TRABAJO REQUERIDO:
A – ¿Puedes reescribir como lista breve el párrafo del fragmento que empieza con «¿Y las moscas?», conservando sus datos principales?
B – ¿Puedes disponer como tabla Markdown el tramo de los registros que va desde la línea que contiene "tab-close-icon[interactable]: ✕ <box>547" hasta la que contiene "code-token <box>460 156 505 171</box>", ambas incluidas, con las columnas «N.º» y «Línea», un número de fila por línea y sin las líneas en blanco?

FRAGMENTO PROPORCIONADO:
········

Jodar-Quesada, 24/06/10



Mis detestables enemigos diarios, las moscas puñeteras que no me dejan sestear apaciblemente bajo los olivos, y las excesivamente laboriosas y noctámbulas hormigas que vienen cada noche a interrumpir mi sueño en sus incansables e inútiles caminatas por cada palmo de terreno de este mundo. Y es que son la leche, llego a un lugar para disponer mi vivac, miro y requetemiro, nada por aquí, nada por allá, no se ve ni una; pero me aposento, saco mis cosas, dispongo el asilante, la comida, el saco, y date, miro a mi alrededor y allí están aparecidas por arte de birlibirloque las inquietas y laboriosas hormigas, pequeña, disminutas, pero lo jodidamente incordiantes para impedir que tu sueño sea ese lecho de rosas que necesita el caminante para reponer fuerzas. ¿Se puede saber qué hacen las puñeteras hormigas poblando todo el suelo de Andalucía, caminando sin descanso por la tierra y por encima de los durmientes, por dentro de su saco de dormir, por mis orejas, por mi cuello, por mis brazos, por encima de buena gente que no se mete con nadie y que lo único que pide es que le dejen en paz por unas hora
¿Y las moscas? Zuum y plaf, la punta de la nariz; zuum, la oreja, zuum, y así a saltitos rapidísimos, como quien tiene el baile san Vito en el cuerpo, sin parar durante horas, metiendo un ruido del demonio, haciendo despegues espectaculares cada dos o tres segundos, como quien tiene prisa para coger el tren, pero aterrizando sin más unos palmos más allá. Moscas por demás curiosamente alabadas por el poeta de Soria. Puñeteras moscas, no véis que estoy rendido, que hace mucho calor, que tengo un sueño que me caigo?

········

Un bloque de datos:
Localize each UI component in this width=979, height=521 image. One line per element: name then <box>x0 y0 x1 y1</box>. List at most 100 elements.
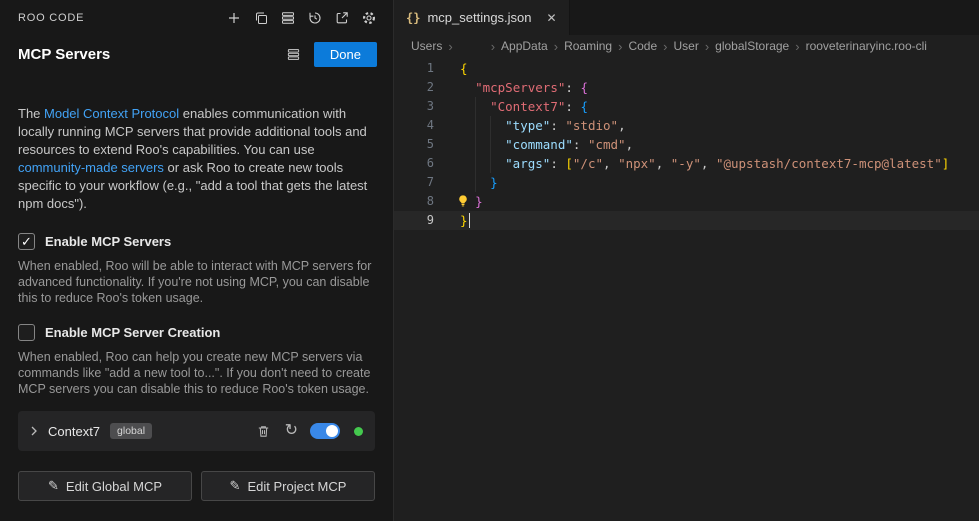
tab-close-icon[interactable]: ✕ <box>547 11 557 25</box>
server-enabled-toggle[interactable] <box>310 423 340 439</box>
breadcrumb: Users › › AppData › Roaming › Code › User › globalS… <box>394 35 979 57</box>
text-cursor <box>469 213 471 228</box>
breadcrumb-separator: › <box>705 39 709 54</box>
code-token: "-y" <box>671 156 701 171</box>
code-token <box>460 156 505 171</box>
restart-icon[interactable]: ↻ <box>285 423 298 439</box>
history-icon[interactable] <box>307 10 323 26</box>
mcp-header: MCP Servers Done <box>0 26 393 67</box>
code-line: 4 "type": "stdio", <box>394 116 979 135</box>
gear-icon[interactable] <box>361 10 377 26</box>
scope-badge: global <box>110 423 152 439</box>
server-name[interactable]: Context7 <box>48 424 100 439</box>
code-line: 6 "args": ["/c", "npx", "-y", "@upstash/… <box>394 154 979 173</box>
model-context-protocol-link[interactable]: Model Context Protocol <box>44 106 179 121</box>
line-number: 2 <box>394 78 434 97</box>
server-status-dot <box>354 427 363 436</box>
code-token: "@upstash/context7-mcp@latest" <box>716 156 942 171</box>
roo-code-sidebar: ROO CODE <box>0 0 394 521</box>
toggle-knob <box>326 425 338 437</box>
enable-mcp-servers-description: When enabled, Roo will be able to intera… <box>18 258 375 306</box>
code-token: , <box>618 118 626 133</box>
lightbulb-icon[interactable] <box>456 194 470 208</box>
trash-icon[interactable] <box>256 424 271 439</box>
breadcrumb-item[interactable]: User <box>673 39 698 53</box>
line-number: 5 <box>394 135 434 154</box>
line-content: "args": ["/c", "npx", "-y", "@upstash/co… <box>434 154 979 173</box>
code-line: 2 "mcpServers": { <box>394 78 979 97</box>
breadcrumb-item[interactable]: rooveterinaryinc.roo-cli <box>806 39 927 53</box>
code-line: 9} <box>394 211 979 230</box>
editor-area: {} mcp_settings.json ✕ Users › › AppData › Ro… <box>394 0 979 521</box>
breadcrumb-separator: › <box>491 39 495 54</box>
server-icon[interactable] <box>286 47 302 63</box>
code-token: "command" <box>505 137 573 152</box>
code-token: "args" <box>505 156 550 171</box>
sidebar-top-bar: ROO CODE <box>0 0 393 26</box>
server-stack-icon[interactable] <box>280 10 296 26</box>
chevron-right-icon[interactable] <box>28 423 40 439</box>
pencil-icon: ✎ <box>48 478 59 494</box>
code-line: 5 "command": "cmd", <box>394 135 979 154</box>
breadcrumb-item[interactable]: AppData <box>501 39 548 53</box>
code-token: "Context7" <box>490 99 565 114</box>
breadcrumb-separator: › <box>795 39 799 54</box>
checkbox-unchecked[interactable] <box>18 324 35 341</box>
tab-mcp-settings-json[interactable]: {} mcp_settings.json ✕ <box>394 0 570 35</box>
mcp-footer-buttons: ✎ Edit Global MCP ✎ Edit Project MCP <box>18 471 375 501</box>
enable-mcp-creation-checkbox-row[interactable]: Enable MCP Server Creation <box>18 324 375 341</box>
enable-mcp-servers-checkbox-row[interactable]: ✓ Enable MCP Servers <box>18 233 375 250</box>
page-title: MCP Servers <box>18 46 110 63</box>
code-line: 8 } <box>394 192 979 211</box>
copy-icon[interactable] <box>253 10 269 26</box>
code-token: { <box>460 61 468 76</box>
line-content: } <box>434 192 979 211</box>
line-content: "mcpServers": { <box>434 78 979 97</box>
code-token <box>460 99 490 114</box>
enable-mcp-creation-block: Enable MCP Server Creation When enabled,… <box>18 324 375 397</box>
line-number: 1 <box>394 59 434 78</box>
code-editor[interactable]: 1 {2 "mcpServers": {3 "Context7": {4 "typ… <box>394 57 979 521</box>
mcp-intro-text: The Model Context Protocol enables commu… <box>18 105 375 213</box>
code-token: , <box>656 156 671 171</box>
enable-mcp-creation-label: Enable MCP Server Creation <box>45 325 220 340</box>
json-file-icon: {} <box>406 11 420 25</box>
check-icon: ✓ <box>21 234 32 250</box>
code-token <box>460 175 490 190</box>
line-content: "type": "stdio", <box>434 116 979 135</box>
code-token: : <box>573 137 588 152</box>
community-servers-link[interactable]: community-made servers <box>18 160 164 175</box>
edit-global-mcp-button[interactable]: ✎ Edit Global MCP <box>18 471 192 501</box>
sidebar-toolbar <box>226 10 377 26</box>
code-token: , <box>701 156 716 171</box>
open-external-icon[interactable] <box>334 10 350 26</box>
edit-project-mcp-button[interactable]: ✎ Edit Project MCP <box>201 471 375 501</box>
pencil-icon: ✎ <box>230 478 241 494</box>
code-token: [ <box>565 156 573 171</box>
brand-label: ROO CODE <box>18 12 84 24</box>
breadcrumb-separator: › <box>448 39 452 54</box>
breadcrumb-item[interactable]: Code <box>628 39 657 53</box>
enable-mcp-servers-block: ✓ Enable MCP Servers When enabled, Roo w… <box>18 233 375 306</box>
breadcrumb-separator: › <box>618 39 622 54</box>
breadcrumb-separator: › <box>554 39 558 54</box>
checkbox-checked[interactable]: ✓ <box>18 233 35 250</box>
line-content: "command": "cmd", <box>434 135 979 154</box>
code-token <box>460 137 505 152</box>
done-button[interactable]: Done <box>314 42 377 67</box>
code-line: 3 "Context7": { <box>394 97 979 116</box>
code-token <box>460 118 505 133</box>
plus-icon[interactable] <box>226 10 242 26</box>
vscode-window: ROO CODE <box>0 0 979 521</box>
line-number: 7 <box>394 173 434 192</box>
edit-project-mcp-label: Edit Project MCP <box>247 479 346 494</box>
line-number: 8 <box>394 192 434 211</box>
code-lines: 1 {2 "mcpServers": {3 "Context7": {4 "typ… <box>394 59 979 230</box>
line-number: 4 <box>394 116 434 135</box>
code-token: , <box>603 156 618 171</box>
breadcrumb-item[interactable]: Users <box>411 39 442 53</box>
breadcrumb-item[interactable]: Roaming <box>564 39 612 53</box>
editor-tab-bar: {} mcp_settings.json ✕ <box>394 0 979 35</box>
breadcrumb-item[interactable]: globalStorage <box>715 39 789 53</box>
line-content: } <box>434 173 979 192</box>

········

RESPUESTAS FINALES:
A –
- Las moscas zumban y se posan en la punta de la nariz y en la oreja, a saltitos rapidísimos y sin parar durante horas.
- Hacen un ruido enorme y despegan cada dos o tres segundos, pero aterrizan unos palmos más allá.
- El poeta de Soria las alabó curiosamente.
- Quien escribe les reprocha que no vean su cansancio, el calor que hace y el sueño que tiene.

B –
| N.º | Línea |
|---|---|
| 1 | tab-close-icon[interactable]: ✕ <box>547 11 557 25</box> |
| 2 | server-enabled-toggle[interactable] <box>310 423 340 439</box> |
| 3 | breadcrumb: Users › › AppData › Roaming › Code › User › globalS… <box>394 35 979 57</box> |
| 4 | text-cursor <box>469 213 471 228</box> |
| 5 | breadcrumb-separator: › <box>705 39 709 54</box> |
| 6 | code-token: "-y" <box>671 156 701 171</box> |
| 7 | code-token <box>460 156 505 171</box> |